- _EXERCISE_
Your task is to output the listing word for word, with pictures excluded.

- _RECORDS SUPPLIED_
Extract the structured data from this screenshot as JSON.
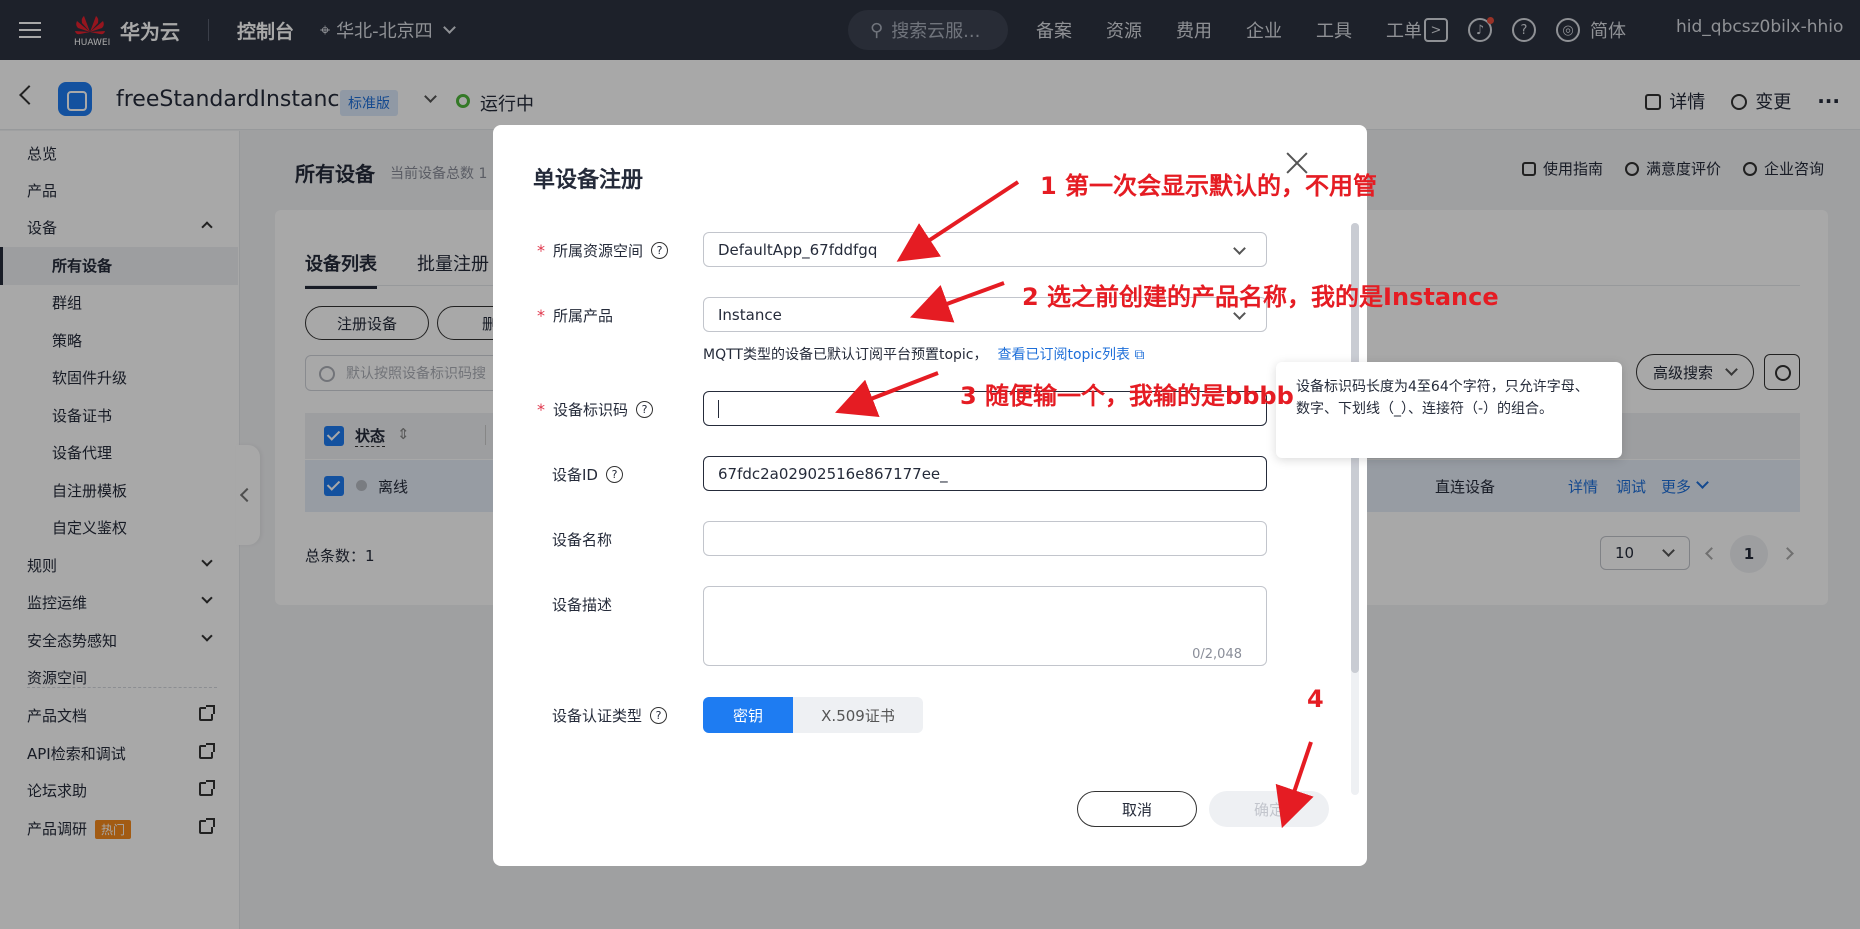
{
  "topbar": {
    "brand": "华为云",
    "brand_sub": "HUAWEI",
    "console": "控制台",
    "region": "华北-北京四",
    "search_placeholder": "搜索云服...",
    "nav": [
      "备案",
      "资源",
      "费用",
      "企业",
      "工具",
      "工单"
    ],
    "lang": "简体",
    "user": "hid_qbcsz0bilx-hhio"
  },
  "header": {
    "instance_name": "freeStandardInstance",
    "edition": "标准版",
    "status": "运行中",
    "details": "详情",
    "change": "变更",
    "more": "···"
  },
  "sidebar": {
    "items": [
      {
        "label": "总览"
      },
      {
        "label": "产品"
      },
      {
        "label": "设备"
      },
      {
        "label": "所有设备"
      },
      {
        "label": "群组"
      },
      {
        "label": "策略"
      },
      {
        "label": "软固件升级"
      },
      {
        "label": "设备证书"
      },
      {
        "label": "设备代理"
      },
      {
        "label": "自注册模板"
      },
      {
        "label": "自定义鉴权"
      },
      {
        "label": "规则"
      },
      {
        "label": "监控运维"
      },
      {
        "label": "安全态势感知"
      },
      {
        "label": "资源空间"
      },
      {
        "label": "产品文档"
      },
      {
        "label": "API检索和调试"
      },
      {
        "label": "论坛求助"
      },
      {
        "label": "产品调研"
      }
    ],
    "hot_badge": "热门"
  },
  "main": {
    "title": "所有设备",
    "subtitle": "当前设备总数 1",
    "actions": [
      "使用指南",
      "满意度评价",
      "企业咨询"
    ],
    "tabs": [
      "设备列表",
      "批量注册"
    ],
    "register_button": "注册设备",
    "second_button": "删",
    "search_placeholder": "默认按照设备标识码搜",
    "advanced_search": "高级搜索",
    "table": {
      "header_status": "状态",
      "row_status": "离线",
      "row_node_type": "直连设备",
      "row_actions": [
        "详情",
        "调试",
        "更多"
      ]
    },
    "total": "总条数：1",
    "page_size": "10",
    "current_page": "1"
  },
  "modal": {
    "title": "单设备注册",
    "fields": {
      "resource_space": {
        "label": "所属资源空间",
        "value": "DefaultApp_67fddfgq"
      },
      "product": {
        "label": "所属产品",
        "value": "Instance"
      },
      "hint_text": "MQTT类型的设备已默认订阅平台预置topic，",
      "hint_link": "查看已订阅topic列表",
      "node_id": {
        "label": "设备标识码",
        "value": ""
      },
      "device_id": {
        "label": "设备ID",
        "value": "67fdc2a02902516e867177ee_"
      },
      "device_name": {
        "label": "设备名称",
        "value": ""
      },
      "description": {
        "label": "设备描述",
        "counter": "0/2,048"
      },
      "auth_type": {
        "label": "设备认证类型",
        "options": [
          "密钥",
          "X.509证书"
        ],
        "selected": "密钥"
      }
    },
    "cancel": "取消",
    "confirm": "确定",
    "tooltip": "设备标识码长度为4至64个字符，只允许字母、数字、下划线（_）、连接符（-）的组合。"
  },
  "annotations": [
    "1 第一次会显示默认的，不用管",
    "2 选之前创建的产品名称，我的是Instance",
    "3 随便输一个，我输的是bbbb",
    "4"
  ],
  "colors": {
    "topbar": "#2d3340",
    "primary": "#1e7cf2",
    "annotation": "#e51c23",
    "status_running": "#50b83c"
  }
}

- _SOLUTION TO THE EXERCISE_
Extract the structured data from this screenshot as JSON.
{
  "topbar": {
    "brand": "华为云",
    "brand_sub": "HUAWEI",
    "console": "控制台",
    "region": "华北-北京四",
    "search_placeholder": "搜索云服...",
    "nav": [
      "备案",
      "资源",
      "费用",
      "企业",
      "工具",
      "工单"
    ],
    "lang": "简体",
    "user": "hid_qbcsz0bilx-hhio"
  },
  "header": {
    "instance_name": "freeStandardInstance",
    "edition": "标准版",
    "status": "运行中",
    "details": "详情",
    "change": "变更",
    "more": "···"
  },
  "sidebar": {
    "items": [
      {
        "label": "总览"
      },
      {
        "label": "产品"
      },
      {
        "label": "设备"
      },
      {
        "label": "所有设备"
      },
      {
        "label": "群组"
      },
      {
        "label": "策略"
      },
      {
        "label": "软固件升级"
      },
      {
        "label": "设备证书"
      },
      {
        "label": "设备代理"
      },
      {
        "label": "自注册模板"
      },
      {
        "label": "自定义鉴权"
      },
      {
        "label": "规则"
      },
      {
        "label": "监控运维"
      },
      {
        "label": "安全态势感知"
      },
      {
        "label": "资源空间"
      },
      {
        "label": "产品文档"
      },
      {
        "label": "API检索和调试"
      },
      {
        "label": "论坛求助"
      },
      {
        "label": "产品调研"
      }
    ],
    "hot_badge": "热门"
  },
  "main": {
    "title": "所有设备",
    "subtitle": "当前设备总数 1",
    "actions": [
      "使用指南",
      "满意度评价",
      "企业咨询"
    ],
    "tabs": [
      "设备列表",
      "批量注册"
    ],
    "register_button": "注册设备",
    "second_button": "删",
    "search_placeholder": "默认按照设备标识码搜",
    "advanced_search": "高级搜索",
    "table": {
      "header_status": "状态",
      "row_status": "离线",
      "row_node_type": "直连设备",
      "row_actions": [
        "详情",
        "调试",
        "更多"
      ]
    },
    "total": "总条数：1",
    "page_size": "10",
    "current_page": "1"
  },
  "modal": {
    "title": "单设备注册",
    "fields": {
      "resource_space": {
        "label": "所属资源空间",
        "value": "DefaultApp_67fddfgq"
      },
      "product": {
        "label": "所属产品",
        "value": "Instance"
      },
      "hint_text": "MQTT类型的设备已默认订阅平台预置topic，",
      "hint_link": "查看已订阅topic列表",
      "node_id": {
        "label": "设备标识码",
        "value": ""
      },
      "device_id": {
        "label": "设备ID",
        "value": "67fdc2a02902516e867177ee_"
      },
      "device_name": {
        "label": "设备名称",
        "value": ""
      },
      "description": {
        "label": "设备描述",
        "counter": "0/2,048"
      },
      "auth_type": {
        "label": "设备认证类型",
        "options": [
          "密钥",
          "X.509证书"
        ],
        "selected": "密钥"
      }
    },
    "cancel": "取消",
    "confirm": "确定",
    "tooltip": "设备标识码长度为4至64个字符，只允许字母、数字、下划线（_）、连接符（-）的组合。"
  },
  "annotations": [
    "1 第一次会显示默认的，不用管",
    "2 选之前创建的产品名称，我的是Instance",
    "3 随便输一个，我输的是bbbb",
    "4"
  ],
  "colors": {
    "topbar": "#2d3340",
    "primary": "#1e7cf2",
    "annotation": "#e51c23",
    "status_running": "#50b83c"
  }
}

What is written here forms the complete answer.